Dataset items
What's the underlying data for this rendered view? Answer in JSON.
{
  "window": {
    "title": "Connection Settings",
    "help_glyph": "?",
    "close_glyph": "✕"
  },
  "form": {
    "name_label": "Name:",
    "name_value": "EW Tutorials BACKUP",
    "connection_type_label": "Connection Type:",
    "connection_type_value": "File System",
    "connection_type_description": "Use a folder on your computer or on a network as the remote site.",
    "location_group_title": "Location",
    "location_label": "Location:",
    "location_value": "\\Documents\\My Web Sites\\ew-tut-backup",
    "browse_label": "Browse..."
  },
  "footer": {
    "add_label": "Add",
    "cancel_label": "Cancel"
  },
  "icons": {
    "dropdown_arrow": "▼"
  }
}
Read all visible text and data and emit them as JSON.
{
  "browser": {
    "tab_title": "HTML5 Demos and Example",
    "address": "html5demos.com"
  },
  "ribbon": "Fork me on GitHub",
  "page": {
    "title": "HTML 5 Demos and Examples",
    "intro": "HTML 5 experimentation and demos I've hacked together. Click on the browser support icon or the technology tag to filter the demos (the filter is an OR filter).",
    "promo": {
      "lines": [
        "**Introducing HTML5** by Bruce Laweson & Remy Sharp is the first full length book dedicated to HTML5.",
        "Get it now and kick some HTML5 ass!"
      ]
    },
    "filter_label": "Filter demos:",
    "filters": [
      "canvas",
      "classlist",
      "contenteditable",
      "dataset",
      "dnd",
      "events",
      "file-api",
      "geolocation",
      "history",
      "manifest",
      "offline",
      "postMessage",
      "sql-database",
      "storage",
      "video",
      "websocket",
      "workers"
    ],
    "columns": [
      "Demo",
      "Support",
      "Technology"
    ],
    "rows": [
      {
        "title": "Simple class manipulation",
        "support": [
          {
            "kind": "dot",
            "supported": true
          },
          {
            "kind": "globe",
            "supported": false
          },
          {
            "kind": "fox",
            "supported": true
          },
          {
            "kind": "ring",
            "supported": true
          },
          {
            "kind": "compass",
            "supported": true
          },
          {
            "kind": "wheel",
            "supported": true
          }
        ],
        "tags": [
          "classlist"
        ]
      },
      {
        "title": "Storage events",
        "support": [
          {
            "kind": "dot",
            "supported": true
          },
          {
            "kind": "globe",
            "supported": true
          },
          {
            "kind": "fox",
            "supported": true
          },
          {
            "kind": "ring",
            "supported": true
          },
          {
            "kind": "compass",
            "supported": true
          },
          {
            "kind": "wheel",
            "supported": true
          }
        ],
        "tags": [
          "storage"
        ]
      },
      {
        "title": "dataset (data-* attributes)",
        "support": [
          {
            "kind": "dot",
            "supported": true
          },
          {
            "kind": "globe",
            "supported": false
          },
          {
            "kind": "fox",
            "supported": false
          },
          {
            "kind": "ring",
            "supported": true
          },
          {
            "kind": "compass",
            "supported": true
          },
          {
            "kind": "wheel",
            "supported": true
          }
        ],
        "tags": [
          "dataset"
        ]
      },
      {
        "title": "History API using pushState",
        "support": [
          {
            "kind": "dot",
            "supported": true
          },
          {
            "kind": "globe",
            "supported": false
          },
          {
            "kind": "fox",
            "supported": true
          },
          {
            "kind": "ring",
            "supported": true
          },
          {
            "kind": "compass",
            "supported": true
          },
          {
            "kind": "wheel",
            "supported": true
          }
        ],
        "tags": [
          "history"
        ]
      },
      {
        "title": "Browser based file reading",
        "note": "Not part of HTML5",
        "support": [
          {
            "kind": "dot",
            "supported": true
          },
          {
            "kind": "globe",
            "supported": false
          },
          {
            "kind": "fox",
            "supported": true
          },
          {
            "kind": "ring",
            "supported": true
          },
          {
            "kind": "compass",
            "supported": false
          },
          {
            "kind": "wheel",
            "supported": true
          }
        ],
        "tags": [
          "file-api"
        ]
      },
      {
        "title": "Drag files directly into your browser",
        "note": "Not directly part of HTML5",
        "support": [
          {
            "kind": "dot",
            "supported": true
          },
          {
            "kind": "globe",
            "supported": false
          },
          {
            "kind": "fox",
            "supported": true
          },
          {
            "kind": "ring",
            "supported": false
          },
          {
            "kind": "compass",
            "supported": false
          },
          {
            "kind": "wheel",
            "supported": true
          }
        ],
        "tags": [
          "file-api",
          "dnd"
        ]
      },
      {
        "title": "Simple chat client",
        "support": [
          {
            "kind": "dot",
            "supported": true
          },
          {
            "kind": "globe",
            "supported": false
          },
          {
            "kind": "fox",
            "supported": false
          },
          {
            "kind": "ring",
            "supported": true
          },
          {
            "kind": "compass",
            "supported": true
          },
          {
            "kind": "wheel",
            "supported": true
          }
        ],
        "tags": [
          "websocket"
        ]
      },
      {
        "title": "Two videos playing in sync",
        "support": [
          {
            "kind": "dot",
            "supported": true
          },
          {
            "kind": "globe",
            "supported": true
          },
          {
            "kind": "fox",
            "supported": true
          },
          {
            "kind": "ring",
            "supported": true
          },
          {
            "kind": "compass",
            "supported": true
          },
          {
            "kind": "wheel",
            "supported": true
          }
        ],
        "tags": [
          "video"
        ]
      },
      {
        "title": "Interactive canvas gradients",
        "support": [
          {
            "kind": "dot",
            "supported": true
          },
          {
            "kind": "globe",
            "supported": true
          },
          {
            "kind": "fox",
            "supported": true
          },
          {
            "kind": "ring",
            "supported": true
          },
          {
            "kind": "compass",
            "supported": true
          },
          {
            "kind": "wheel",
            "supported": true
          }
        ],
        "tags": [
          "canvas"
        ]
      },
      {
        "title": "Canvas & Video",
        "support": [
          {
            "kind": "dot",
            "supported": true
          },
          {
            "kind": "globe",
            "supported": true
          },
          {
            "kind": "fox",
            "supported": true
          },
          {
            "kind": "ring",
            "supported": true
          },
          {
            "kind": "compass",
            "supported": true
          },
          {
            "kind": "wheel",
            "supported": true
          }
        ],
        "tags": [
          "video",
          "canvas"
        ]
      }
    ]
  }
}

- TASK STATEMENT
Word for word, restate all of the data shown above.

- FULL SOLUTION
What's the underlying data for this rendered view? Answer in JSON.
{
  "window": {
    "title": "Connection Settings",
    "help_glyph": "?",
    "close_glyph": "✕"
  },
  "form": {
    "name_label": "Name:",
    "name_value": "EW Tutorials BACKUP",
    "connection_type_label": "Connection Type:",
    "connection_type_value": "File System",
    "connection_type_description": "Use a folder on your computer or on a network as the remote site.",
    "location_group_title": "Location",
    "location_label": "Location:",
    "location_value": "\\Documents\\My Web Sites\\ew-tut-backup",
    "browse_label": "Browse..."
  },
  "footer": {
    "add_label": "Add",
    "cancel_label": "Cancel"
  },
  "icons": {
    "dropdown_arrow": "▼"
  }
}
Read all visible text and data and emit them as JSON.
{
  "browser": {
    "tab_title": "HTML5 Demos and Example",
    "address": "html5demos.com"
  },
  "ribbon": "Fork me on GitHub",
  "page": {
    "title": "HTML 5 Demos and Examples",
    "intro": "HTML 5 experimentation and demos I've hacked together. Click on the browser support icon or the technology tag to filter the demos (the filter is an OR filter).",
    "promo": {
      "lines": [
        "**Introducing HTML5** by Bruce Laweson & Remy Sharp is the first full length book dedicated to HTML5.",
        "Get it now and kick some HTML5 ass!"
      ]
    },
    "filter_label": "Filter demos:",
    "filters": [
      "canvas",
      "classlist",
      "contenteditable",
      "dataset",
      "dnd",
      "events",
      "file-api",
      "geolocation",
      "history",
      "manifest",
      "offline",
      "postMessage",
      "sql-database",
      "storage",
      "video",
      "websocket",
      "workers"
    ],
    "columns": [
      "Demo",
      "Support",
      "Technology"
    ],
    "rows": [
      {
        "title": "Simple class manipulation",
        "support": [
          {
            "kind": "dot",
            "supported": true
          },
          {
            "kind": "globe",
            "supported": false
          },
          {
            "kind": "fox",
            "supported": true
          },
          {
            "kind": "ring",
            "supported": true
          },
          {
            "kind": "compass",
            "supported": true
          },
          {
            "kind": "wheel",
            "supported": true
          }
        ],
        "tags": [
          "classlist"
        ]
      },
      {
        "title": "Storage events",
        "support": [
          {
            "kind": "dot",
            "supported": true
          },
          {
            "kind": "globe",
            "supported": true
          },
          {
            "kind": "fox",
            "supported": true
          },
          {
            "kind": "ring",
            "supported": true
          },
          {
            "kind": "compass",
            "supported": true
          },
          {
            "kind": "wheel",
            "supported": true
          }
        ],
        "tags": [
          "storage"
        ]
      },
      {
        "title": "dataset (data-* attributes)",
        "support": [
          {
            "kind": "dot",
            "supported": true
          },
          {
            "kind": "globe",
            "supported": false
          },
          {
            "kind": "fox",
            "supported": false
          },
          {
            "kind": "ring",
            "supported": true
          },
          {
            "kind": "compass",
            "supported": true
          },
          {
            "kind": "wheel",
            "supported": true
          }
        ],
        "tags": [
          "dataset"
        ]
      },
      {
        "title": "History API using pushState",
        "support": [
          {
            "kind": "dot",
            "supported": true
          },
          {
            "kind": "globe",
            "supported": false
          },
          {
            "kind": "fox",
            "supported": true
          },
          {
            "kind": "ring",
            "supported": true
          },
          {
            "kind": "compass",
            "supported": true
          },
          {
            "kind": "wheel",
            "supported": true
          }
        ],
        "tags": [
          "history"
        ]
      },
      {
        "title": "Browser based file reading",
        "note": "Not part of HTML5",
        "support": [
          {
            "kind": "dot",
            "supported": true
          },
          {
            "kind": "globe",
            "supported": false
          },
          {
            "kind": "fox",
            "supported": true
          },
          {
            "kind": "ring",
            "supported": true
          },
          {
            "kind": "compass",
            "supported": false
          },
          {
            "kind": "wheel",
            "supported": true
          }
        ],
        "tags": [
          "file-api"
        ]
      },
      {
        "title": "Drag files directly into your browser",
        "note": "Not directly part of HTML5",
        "support": [
          {
            "kind": "dot",
            "supported": true
          },
          {
            "kind": "globe",
            "supported": false
          },
          {
            "kind": "fox",
            "supported": true
          },
          {
            "kind": "ring",
            "supported": false
          },
          {
            "kind": "compass",
            "supported": false
          },
          {
            "kind": "wheel",
            "supported": true
          }
        ],
        "tags": [
          "file-api",
          "dnd"
        ]
      },
      {
        "title": "Simple chat client",
        "support": [
          {
            "kind": "dot",
            "supported": true
          },
          {
            "kind": "globe",
            "supported": false
          },
          {
            "kind": "fox",
            "supported": false
          },
          {
            "kind": "ring",
            "supported": true
          },
          {
            "kind": "compass",
            "supported": true
          },
          {
            "kind": "wheel",
            "supported": true
          }
        ],
        "tags": [
          "websocket"
        ]
      },
      {
        "title": "Two videos playing in sync",
        "support": [
          {
            "kind": "dot",
            "supported": true
          },
          {
            "kind": "globe",
            "supported": true
          },
          {
            "kind": "fox",
            "supported": true
          },
          {
            "kind": "ring",
            "supported": true
          },
          {
            "kind": "compass",
            "supported": true
          },
          {
            "kind": "wheel",
            "supported": true
          }
        ],
        "tags": [
          "video"
        ]
      },
      {
        "title": "Interactive canvas gradients",
        "support": [
          {
            "kind": "dot",
            "supported": true
          },
          {
            "kind": "globe",
            "supported": true
          },
          {
            "kind": "fox",
            "supported": true
          },
          {
            "kind": "ring",
            "supported": true
          },
          {
            "kind": "compass",
            "supported": true
          },
          {
            "kind": "wheel",
            "supported": true
          }
        ],
        "tags": [
          "canvas"
        ]
      },
      {
        "title": "Canvas & Video",
        "support": [
          {
            "kind": "dot",
            "supported": true
          },
          {
            "kind": "globe",
            "supported": true
          },
          {
            "kind": "fox",
            "supported": true
          },
          {
            "kind": "ring",
            "supported": true
          },
          {
            "kind": "compass",
            "supported": true
          },
          {
            "kind": "wheel",
            "supported": true
          }
        ],
        "tags": [
          "video",
          "canvas"
        ]
      }
    ]
  }
}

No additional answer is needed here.